_Data entries:_
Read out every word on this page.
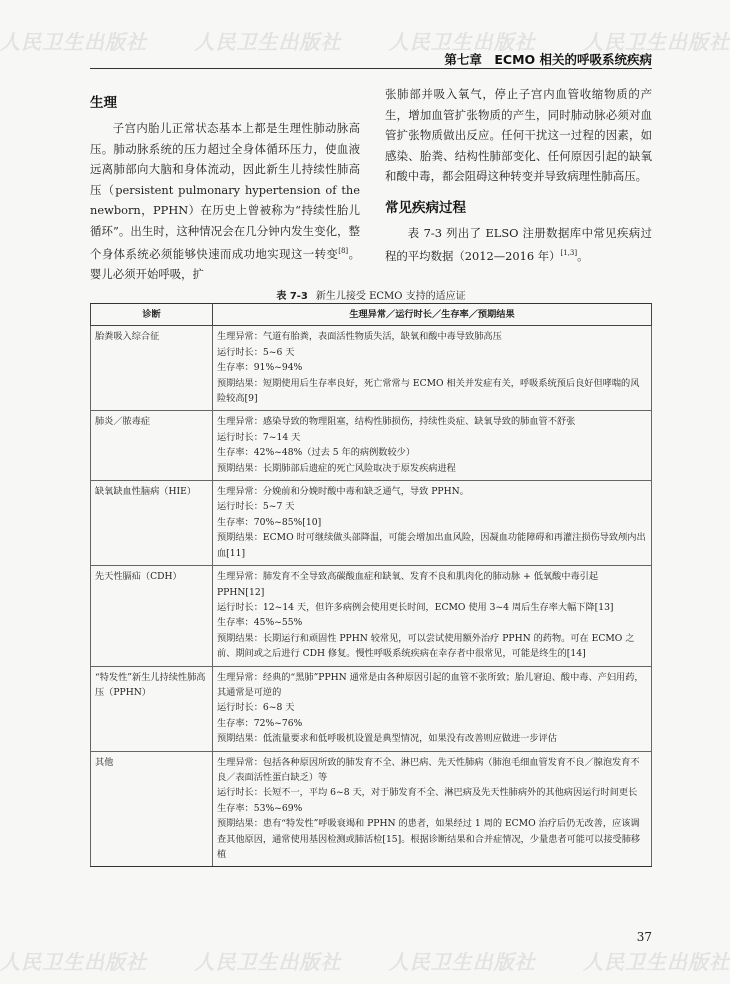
人民卫生出版社 人民卫生出版社 人民卫生出版社 人民卫生出版社
人民卫生出版社 人民卫生出版社 人民卫生出版社 人民卫生出版社
第七章　ECMO 相关的呼吸系统疾病
生理

子宫内胎儿正常状态基本上都是生理性肺动脉高压。肺动脉系统的压力超过全身体循环压力，使血液远离肺部向大脑和身体流动，因此新生儿持续性肺高压（persistent pulmonary hypertension of the newborn，PPHN）在历史上曾被称为“持续性胎儿循环”。出生时，这种情况会在几分钟内发生变化，整个身体系统必须能够快速而成功地实现这一转变[8]。婴儿必须开始呼吸，扩

张肺部并吸入氧气，停止子宫内血管收缩物质的产生，增加血管扩张物质的产生，同时肺动脉必须对血管扩张物质做出反应。任何干扰这一过程的因素，如感染、胎粪、结构性肺部变化、任何原因引起的缺氧和酸中毒，都会阻碍这种转变并导致病理性肺高压。

常见疾病过程

表 7-3 列出了 ELSO 注册数据库中常见疾病过程的平均数据（2012—2016 年）[1,3]。

表 7-3 新生儿接受 ECMO 支持的适应证
诊断	生理异常／运行时长／生存率／预期结果
胎粪吸入综合征	生理异常：气道有胎粪，表面活性物质失活，缺氧和酸中毒导致肺高压
运行时长：5~6 天
生存率：91%~94%
预期结果：短期使用后生存率良好，死亡常常与 ECMO 相关并发症有关，呼吸系统预后良好但哮喘的风险较高[9]

肺炎／脓毒症	生理异常：感染导致的物理阻塞，结构性肺损伤，持续性炎症、缺氧导致的肺血管不舒张
运行时长：7~14 天
生存率：42%~48%（过去 5 年的病例数较少）
预期结果：长期肺部后遗症的死亡风险取决于原发疾病进程

缺氧缺血性脑病（HIE）	生理异常：分娩前和分娩时酸中毒和缺乏通气，导致 PPHN。
运行时长：5~7 天
生存率：70%~85%[10]
预期结果：ECMO 时可继续做头部降温，可能会增加出血风险，因凝血功能障碍和再灌注损伤导致颅内出血[11]

先天性膈疝（CDH）	生理异常：肺发育不全导致高碳酸血症和缺氧、发育不良和肌肉化的肺动脉 + 低氧酸中毒引起 PPHN[12]
运行时长：12~14 天，但许多病例会使用更长时间，ECMO 使用 3~4 周后生存率大幅下降[13]
生存率：45%~55%
预期结果：长期运行和顽固性 PPHN 较常见，可以尝试使用额外治疗 PPHN 的药物。可在 ECMO 之前、期间或之后进行 CDH 修复。慢性呼吸系统疾病在幸存者中很常见，可能是终生的[14]

“特发性”新生儿持续性肺高压（PPHN）	生理异常：经典的“黑肺”PPHN 通常是由各种原因引起的血管不张所致；胎儿窘迫、酸中毒、产妇用药，其通常是可逆的
运行时长：6~8 天
生存率：72%~76%
预期结果：低流量要求和低呼吸机设置是典型情况，如果没有改善则应做进一步评估

其他	生理异常：包括各种原因所致的肺发育不全、淋巴病、先天性肺病（肺泡毛细血管发育不良／腺泡发育不良／表面活性蛋白缺乏）等
运行时长：长短不一，平均 6~8 天，对于肺发育不全、淋巴病及先天性肺病外的其他病因运行时间更长
生存率：53%~69%
预期结果：患有“特发性”呼吸衰竭和 PPHN 的患者，如果经过 1 周的 ECMO 治疗后仍无改善，应该调查其他原因，通常使用基因检测或肺活检[15]。根据诊断结果和合并症情况，少量患者可能可以接受肺移植
37
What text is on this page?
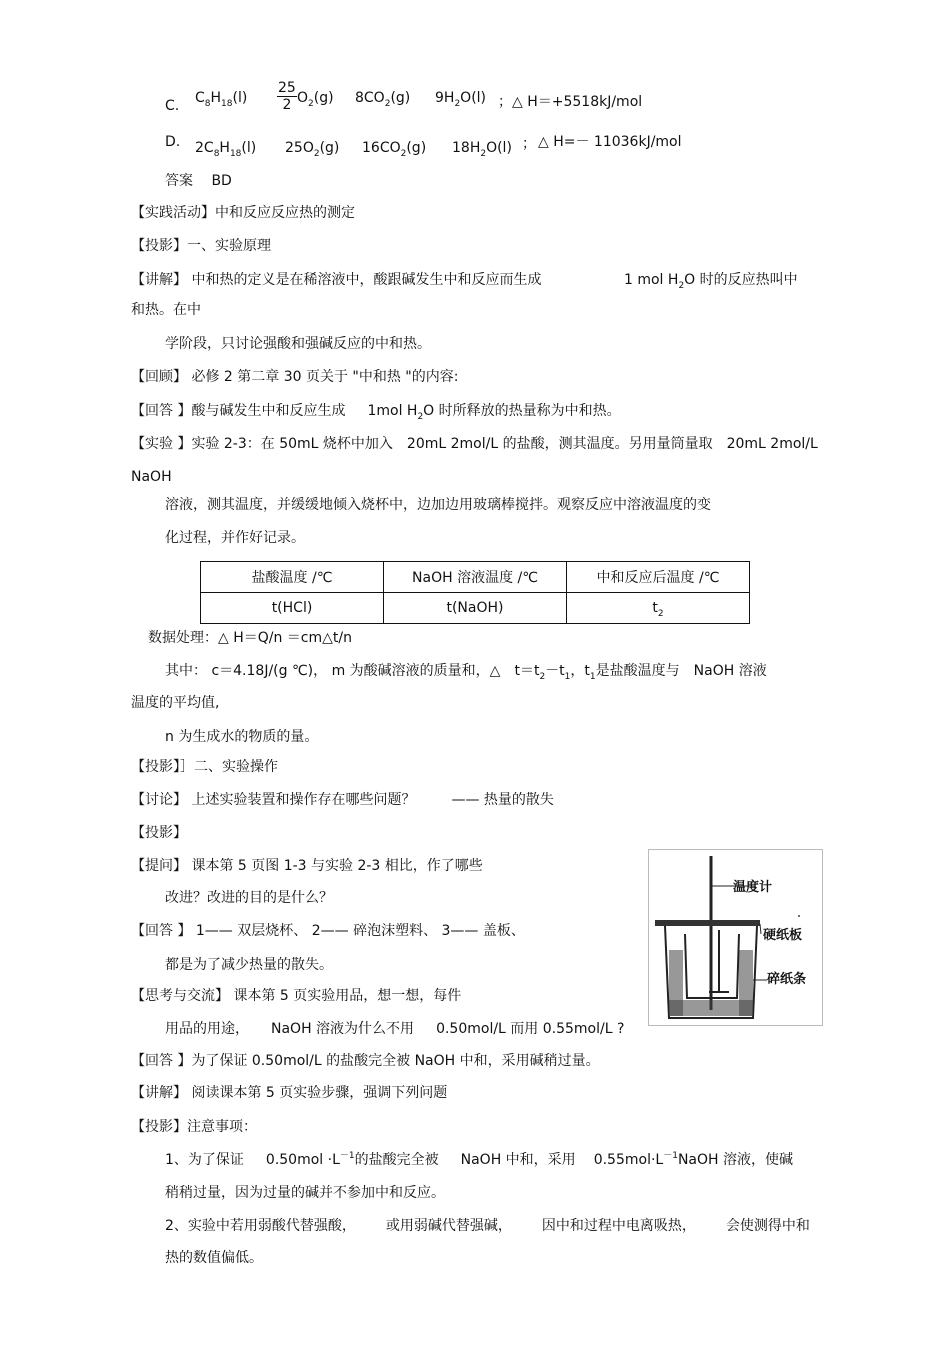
C. $C_8H_{18}(l) \frac{25}{2} O_2(g)$ $8CO_2(g)$ $9H_2O(l)$ ；△ H＝+5518kJ/mol
D. $2C_8H_{18}(l)$ $25O_2(g)$ $16CO_2(g)$ $18H_2O(l)$ ； △ H=－ 11036kJ/mol
答案 BD
【实践活动】中和反应反应热的测定
【投影】一、实验原理
【讲解】 中和热的定义是在稀溶液中，酸跟碱发生中和反应而生成	1 mol $H_2O$ 时的反应热叫中
和热。在中
学阶段，只讨论强酸和强碱反应的中和热。
【回顾】 必修 2 第二章 30 页关于 "中和热 "的内容:
【回答 】酸与碱发生中和反应生成 1mol $H_2O$ 时所释放的热量称为中和热。
【实验 】实验 2-3：在 50mL 烧杯中加入 20mL 2mol/L 的盐酸，测其温度。另用量筒量取 20mL 2mol/L
NaOH
溶液，测其温度，并缓缓地倾入烧杯中，边加边用玻璃棒搅拌。观察反应中溶液温度的变
化过程，并作好记录。
盐酸温度 /℃	NaOH 溶液温度 /℃	中和反应后温度 /℃
t(HCl)	t(NaOH)	$t_2$
数据处理：△ H＝Q/n ＝cm△t/n
其中： c＝4.18J/(g ℃)， m 为酸碱溶液的质量和，△ $t=t_2-t_1$，$t_1$是盐酸温度与 NaOH 溶液
温度的平均值,
n 为生成水的物质的量。
【投影】］二、实验操作
【讨论】 上述实验装置和操作存在哪些问题？	—— 热量的散失
【投影】
【提问】 课本第 5 页图 1-3 与实验 2-3 相比，作了哪些
改进？改进的目的是什么？
【回答 】 1—— 双层烧杯、 2—— 碎泡沫塑料、 3—— 盖板、
都是为了减少热量的散失。
【思考与交流】 课本第 5 页实验用品，想一想，每件
用品的用途， NaOH 溶液为什么不用 0.50mol/L 而用 0.55mol/L ?
【回答 】为了保证 0.50mol/L 的盐酸完全被 NaOH 中和，采用碱稍过量。
【讲解】 阅读课本第 5 页实验步骤，强调下列问题
【投影】注意事项：
1、为了保证 $0.50mol \cdot L^{-1}$的盐酸完全被 NaOH 中和，采用 $0.55mol\cdot L^{-1}NaOH$ 溶液，使碱
稍稍过量，因为过量的碱并不参加中和反应。
2、实验中若用弱酸代替强酸， 或用弱碱代替强碱， 因中和过程中电离吸热， 会使测得中和
热的数值偏低。
温度计
硬纸板
碎纸条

_Your objective:_ Copy the final stretch of lines, starting at the one that holds "What text is on this page?" and ending at the last line of the data, exactly; omit pictures.

_Completed task:_
What text is on this page?
C. $C_8H_{18}(l) \frac{25}{2} O_2(g)$ $8CO_2(g)$ $9H_2O(l)$ ；△ H＝+5518kJ/mol
D. $2C_8H_{18}(l)$ $25O_2(g)$ $16CO_2(g)$ $18H_2O(l)$ ； △ H=－ 11036kJ/mol
答案 BD
【实践活动】中和反应反应热的测定
【投影】一、实验原理
【讲解】 中和热的定义是在稀溶液中，酸跟碱发生中和反应而生成	1 mol $H_2O$ 时的反应热叫中
和热。在中
学阶段，只讨论强酸和强碱反应的中和热。
【回顾】 必修 2 第二章 30 页关于 "中和热 "的内容:
【回答 】酸与碱发生中和反应生成 1mol $H_2O$ 时所释放的热量称为中和热。
【实验 】实验 2-3：在 50mL 烧杯中加入 20mL 2mol/L 的盐酸，测其温度。另用量筒量取 20mL 2mol/L
NaOH
溶液，测其温度，并缓缓地倾入烧杯中，边加边用玻璃棒搅拌。观察反应中溶液温度的变
化过程，并作好记录。
盐酸温度 /℃	NaOH 溶液温度 /℃	中和反应后温度 /℃
t(HCl)	t(NaOH)	$t_2$
数据处理：△ H＝Q/n ＝cm△t/n
其中： c＝4.18J/(g ℃)， m 为酸碱溶液的质量和，△ $t=t_2-t_1$，$t_1$是盐酸温度与 NaOH 溶液
温度的平均值,
n 为生成水的物质的量。
【投影】］二、实验操作
【讨论】 上述实验装置和操作存在哪些问题？	—— 热量的散失
【投影】
【提问】 课本第 5 页图 1-3 与实验 2-3 相比，作了哪些
改进？改进的目的是什么？
【回答 】 1—— 双层烧杯、 2—— 碎泡沫塑料、 3—— 盖板、
都是为了减少热量的散失。
【思考与交流】 课本第 5 页实验用品，想一想，每件
用品的用途， NaOH 溶液为什么不用 0.50mol/L 而用 0.55mol/L ?
【回答 】为了保证 0.50mol/L 的盐酸完全被 NaOH 中和，采用碱稍过量。
【讲解】 阅读课本第 5 页实验步骤，强调下列问题
【投影】注意事项：
1、为了保证 $0.50mol \cdot L^{-1}$的盐酸完全被 NaOH 中和，采用 $0.55mol\cdot L^{-1}NaOH$ 溶液，使碱
稍稍过量，因为过量的碱并不参加中和反应。
2、实验中若用弱酸代替强酸， 或用弱碱代替强碱， 因中和过程中电离吸热， 会使测得中和
热的数值偏低。
温度计
硬纸板
碎纸条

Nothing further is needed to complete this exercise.